* **TASK GOAL**
Extract and list every line that contains the word "pedidos".

----

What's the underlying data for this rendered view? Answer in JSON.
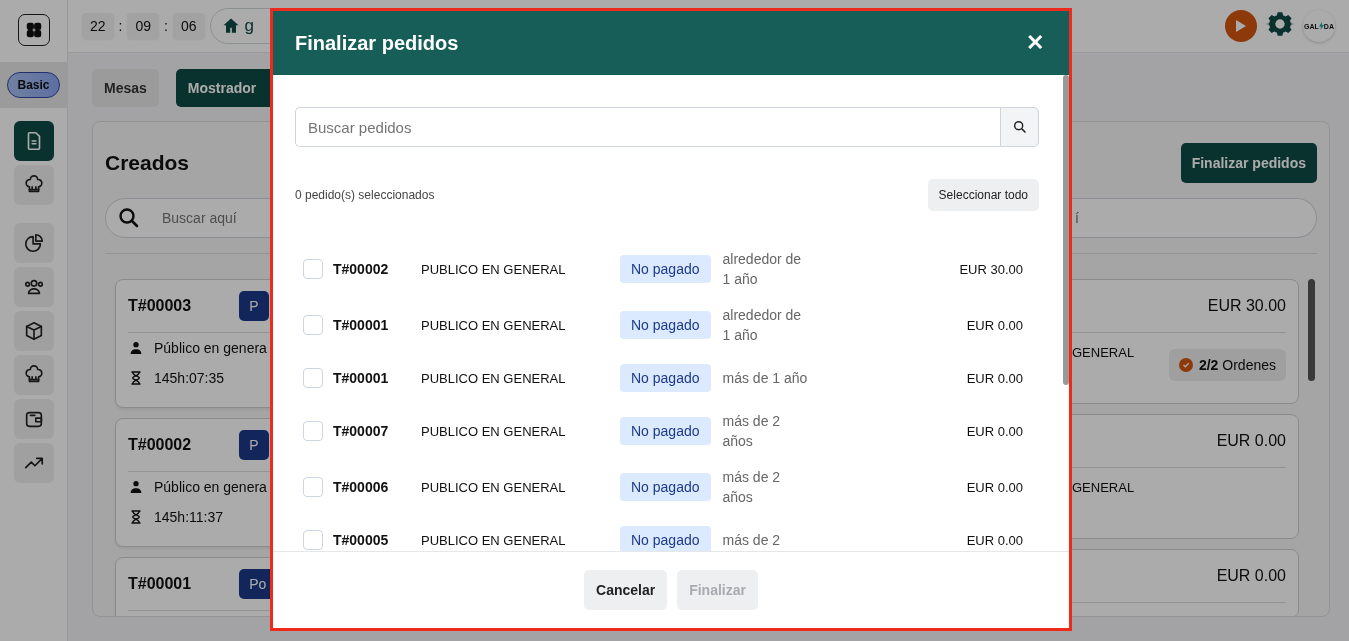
{
  "sidebar": {
    "plan_badge": "Basic",
    "items": [
      {
        "kind": "document",
        "selected": true
      },
      {
        "kind": "chef",
        "selected": false
      },
      {
        "kind": "chart",
        "selected": false
      },
      {
        "kind": "users",
        "selected": false
      },
      {
        "kind": "box",
        "selected": false
      },
      {
        "kind": "chef",
        "selected": false
      },
      {
        "kind": "wallet",
        "selected": false
      },
      {
        "kind": "trend",
        "selected": false
      }
    ]
  },
  "topbar": {
    "clock": {
      "hours": "22",
      "minutes": "09",
      "seconds": "06",
      "separators": [
        ":",
        ":"
      ]
    },
    "breadcrumb": "g",
    "logo": {
      "left": "GAL",
      "right": "DA"
    }
  },
  "tabs": [
    {
      "label": "Mesas",
      "selected": false
    },
    {
      "label": "Mostrador",
      "selected": true
    }
  ],
  "board": {
    "left_column": {
      "title": "Creados",
      "search": {
        "placeholder": "Buscar aquí"
      },
      "cards": [
        {
          "id": "T#00003",
          "badge": "P",
          "customer": "Público en genera",
          "timer": "145h:07:35"
        },
        {
          "id": "T#00002",
          "badge": "P",
          "customer": "Público en genera",
          "timer": "145h:11:37"
        },
        {
          "id": "T#00001",
          "badge": "Po"
        }
      ]
    },
    "right_column": {
      "action": "Finalizar pedidos",
      "search": {
        "placeholder": "í"
      },
      "cards": [
        {
          "amount": "EUR 30.00",
          "customer": "GENERAL",
          "orders": "**2/2** Ordenes"
        },
        {
          "amount": "EUR 0.00",
          "customer": "GENERAL"
        },
        {
          "amount": "EUR 0.00"
        }
      ]
    }
  },
  "dialog": {
    "title": "Finalizar pedidos",
    "close": "✕",
    "search": {
      "placeholder": "Buscar pedidos"
    },
    "selection_count": "0 pedido(s) seleccionados",
    "select_all": "Seleccionar todo",
    "orders": [
      {
        "id": "T#00002",
        "customer": "PUBLICO EN GENERAL",
        "status": "No pagado",
        "age": "alrededor de 1 año",
        "amount": "EUR 30.00",
        "checked": false
      },
      {
        "id": "T#00001",
        "customer": "PUBLICO EN GENERAL",
        "status": "No pagado",
        "age": "alrededor de 1 año",
        "amount": "EUR 0.00",
        "checked": false
      },
      {
        "id": "T#00001",
        "customer": "PUBLICO EN GENERAL",
        "status": "No pagado",
        "age": "más de 1 año",
        "amount": "EUR 0.00",
        "checked": false
      },
      {
        "id": "T#00007",
        "customer": "PUBLICO EN GENERAL",
        "status": "No pagado",
        "age": "más de 2 años",
        "amount": "EUR 0.00",
        "checked": false
      },
      {
        "id": "T#00006",
        "customer": "PUBLICO EN GENERAL",
        "status": "No pagado",
        "age": "más de 2 años",
        "amount": "EUR 0.00",
        "checked": false
      },
      {
        "id": "T#00005",
        "customer": "PUBLICO EN GENERAL",
        "status": "No pagado",
        "age": "más de 2",
        "amount": "EUR 0.00",
        "checked": false
      }
    ],
    "buttons": [
      {
        "label": "Cancelar",
        "disabled": false
      },
      {
        "label": "Finalizar",
        "disabled": true
      }
    ]
  }
}
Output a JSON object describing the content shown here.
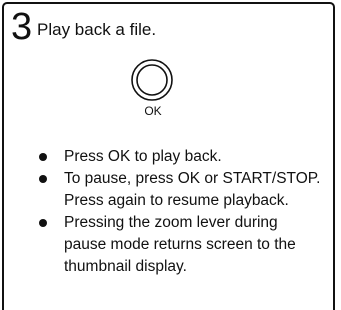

----

* **SOLVED EXERCISE**
      "action": "Finalizar pedidos",
    "title": "Finalizar pedidos",
      "placeholder": "Buscar pedidos"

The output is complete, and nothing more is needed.